## begin

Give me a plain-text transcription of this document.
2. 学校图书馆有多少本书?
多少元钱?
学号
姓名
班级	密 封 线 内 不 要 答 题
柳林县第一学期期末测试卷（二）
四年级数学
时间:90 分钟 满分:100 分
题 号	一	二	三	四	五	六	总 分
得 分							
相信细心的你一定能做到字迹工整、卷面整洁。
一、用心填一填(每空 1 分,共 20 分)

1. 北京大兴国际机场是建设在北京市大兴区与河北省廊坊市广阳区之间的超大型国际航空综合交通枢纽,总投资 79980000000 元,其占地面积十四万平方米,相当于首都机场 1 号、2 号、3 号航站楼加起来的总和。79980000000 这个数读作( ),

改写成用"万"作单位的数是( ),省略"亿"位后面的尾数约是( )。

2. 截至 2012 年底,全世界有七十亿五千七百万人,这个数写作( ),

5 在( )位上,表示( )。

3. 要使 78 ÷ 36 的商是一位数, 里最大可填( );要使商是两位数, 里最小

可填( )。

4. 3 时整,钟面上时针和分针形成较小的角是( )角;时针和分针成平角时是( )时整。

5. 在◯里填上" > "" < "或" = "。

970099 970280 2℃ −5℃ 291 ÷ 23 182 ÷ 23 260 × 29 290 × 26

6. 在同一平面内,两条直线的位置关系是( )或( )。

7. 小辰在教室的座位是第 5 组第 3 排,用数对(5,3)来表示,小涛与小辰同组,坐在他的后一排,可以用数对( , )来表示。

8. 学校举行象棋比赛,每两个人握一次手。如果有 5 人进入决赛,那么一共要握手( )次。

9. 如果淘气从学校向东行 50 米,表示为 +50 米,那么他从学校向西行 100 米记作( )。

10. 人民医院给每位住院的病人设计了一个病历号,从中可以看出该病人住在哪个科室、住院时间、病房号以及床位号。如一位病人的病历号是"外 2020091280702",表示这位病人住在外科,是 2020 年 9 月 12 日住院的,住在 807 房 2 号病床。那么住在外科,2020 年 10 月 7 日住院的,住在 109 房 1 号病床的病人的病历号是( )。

## end

:: STATED TASK ::
All the entries above need to be reproduced exactly.

:: OUTPUT BELOW ::
Give me a plain-text transcription of this document.
2. 学校图书馆有多少本书?
多少元钱?
学号
姓名
班级	密 封 线 内 不 要 答 题
柳林县第一学期期末测试卷（二）
四年级数学
时间:90 分钟 满分:100 分
题 号	一	二	三	四	五	六	总 分
得 分							
相信细心的你一定能做到字迹工整、卷面整洁。
一、用心填一填(每空 1 分,共 20 分)

1. 北京大兴国际机场是建设在北京市大兴区与河北省廊坊市广阳区之间的超大型国际航空综合交通枢纽,总投资 79980000000 元,其占地面积十四万平方米,相当于首都机场 1 号、2 号、3 号航站楼加起来的总和。79980000000 这个数读作( ),

改写成用"万"作单位的数是( ),省略"亿"位后面的尾数约是( )。

2. 截至 2012 年底,全世界有七十亿五千七百万人,这个数写作( ),

5 在( )位上,表示( )。

3. 要使 78 ÷ 36 的商是一位数, 里最大可填( );要使商是两位数, 里最小

可填( )。

4. 3 时整,钟面上时针和分针形成较小的角是( )角;时针和分针成平角时是( )时整。

5. 在◯里填上" > "" < "或" = "。

970099 970280 2℃ −5℃ 291 ÷ 23 182 ÷ 23 260 × 29 290 × 26

6. 在同一平面内,两条直线的位置关系是( )或( )。

7. 小辰在教室的座位是第 5 组第 3 排,用数对(5,3)来表示,小涛与小辰同组,坐在他的后一排,可以用数对( , )来表示。

8. 学校举行象棋比赛,每两个人握一次手。如果有 5 人进入决赛,那么一共要握手( )次。

9. 如果淘气从学校向东行 50 米,表示为 +50 米,那么他从学校向西行 100 米记作( )。

10. 人民医院给每位住院的病人设计了一个病历号,从中可以看出该病人住在哪个科室、住院时间、病房号以及床位号。如一位病人的病历号是"外 2020091280702",表示这位病人住在外科,是 2020 年 9 月 12 日住院的,住在 807 房 2 号病床。那么住在外科,2020 年 10 月 7 日住院的,住在 109 房 1 号病床的病人的病历号是( )。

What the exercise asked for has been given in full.